(Data entries)
______________________________

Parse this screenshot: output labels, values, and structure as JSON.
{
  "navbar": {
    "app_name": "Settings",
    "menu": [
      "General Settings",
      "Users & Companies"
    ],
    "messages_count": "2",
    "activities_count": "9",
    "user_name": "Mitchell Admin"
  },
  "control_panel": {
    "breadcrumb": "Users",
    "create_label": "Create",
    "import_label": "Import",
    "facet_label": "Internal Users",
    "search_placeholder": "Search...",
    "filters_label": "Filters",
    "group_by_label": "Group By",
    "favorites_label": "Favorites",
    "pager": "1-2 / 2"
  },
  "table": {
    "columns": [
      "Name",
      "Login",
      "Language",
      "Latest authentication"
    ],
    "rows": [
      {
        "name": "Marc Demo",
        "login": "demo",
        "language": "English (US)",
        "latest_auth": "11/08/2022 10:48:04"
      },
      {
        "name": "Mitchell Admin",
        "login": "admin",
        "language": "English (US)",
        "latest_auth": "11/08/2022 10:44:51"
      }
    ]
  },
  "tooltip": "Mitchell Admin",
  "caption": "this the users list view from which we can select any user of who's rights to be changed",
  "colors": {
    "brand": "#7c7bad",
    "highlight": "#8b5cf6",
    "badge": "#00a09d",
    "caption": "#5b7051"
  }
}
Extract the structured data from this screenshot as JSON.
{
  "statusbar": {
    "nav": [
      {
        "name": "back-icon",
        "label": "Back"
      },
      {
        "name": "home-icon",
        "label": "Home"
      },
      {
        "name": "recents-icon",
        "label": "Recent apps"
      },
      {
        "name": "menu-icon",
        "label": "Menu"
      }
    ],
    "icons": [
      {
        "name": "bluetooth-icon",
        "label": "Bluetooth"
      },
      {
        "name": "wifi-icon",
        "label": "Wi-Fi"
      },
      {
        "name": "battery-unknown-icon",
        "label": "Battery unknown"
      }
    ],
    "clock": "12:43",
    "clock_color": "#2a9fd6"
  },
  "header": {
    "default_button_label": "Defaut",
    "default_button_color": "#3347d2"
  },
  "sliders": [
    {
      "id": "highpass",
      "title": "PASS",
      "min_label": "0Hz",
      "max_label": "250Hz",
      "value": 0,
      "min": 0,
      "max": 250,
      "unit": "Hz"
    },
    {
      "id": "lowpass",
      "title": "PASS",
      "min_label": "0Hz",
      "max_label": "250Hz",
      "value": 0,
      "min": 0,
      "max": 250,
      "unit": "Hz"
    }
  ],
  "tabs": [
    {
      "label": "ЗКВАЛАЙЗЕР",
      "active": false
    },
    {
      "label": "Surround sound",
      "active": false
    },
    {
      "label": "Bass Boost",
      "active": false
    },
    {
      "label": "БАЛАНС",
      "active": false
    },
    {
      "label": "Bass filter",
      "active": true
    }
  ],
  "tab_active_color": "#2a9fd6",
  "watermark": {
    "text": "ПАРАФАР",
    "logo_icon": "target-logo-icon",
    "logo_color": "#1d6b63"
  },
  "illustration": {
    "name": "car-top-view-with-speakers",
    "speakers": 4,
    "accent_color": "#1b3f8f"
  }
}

______________________________

• Exercise aim
From the listing above, pick out each line where the word "Mitchell" appears.

• Finished task
    "user_name": "Mitchell Admin"
        "name": "Mitchell Admin",
  "tooltip": "Mitchell Admin",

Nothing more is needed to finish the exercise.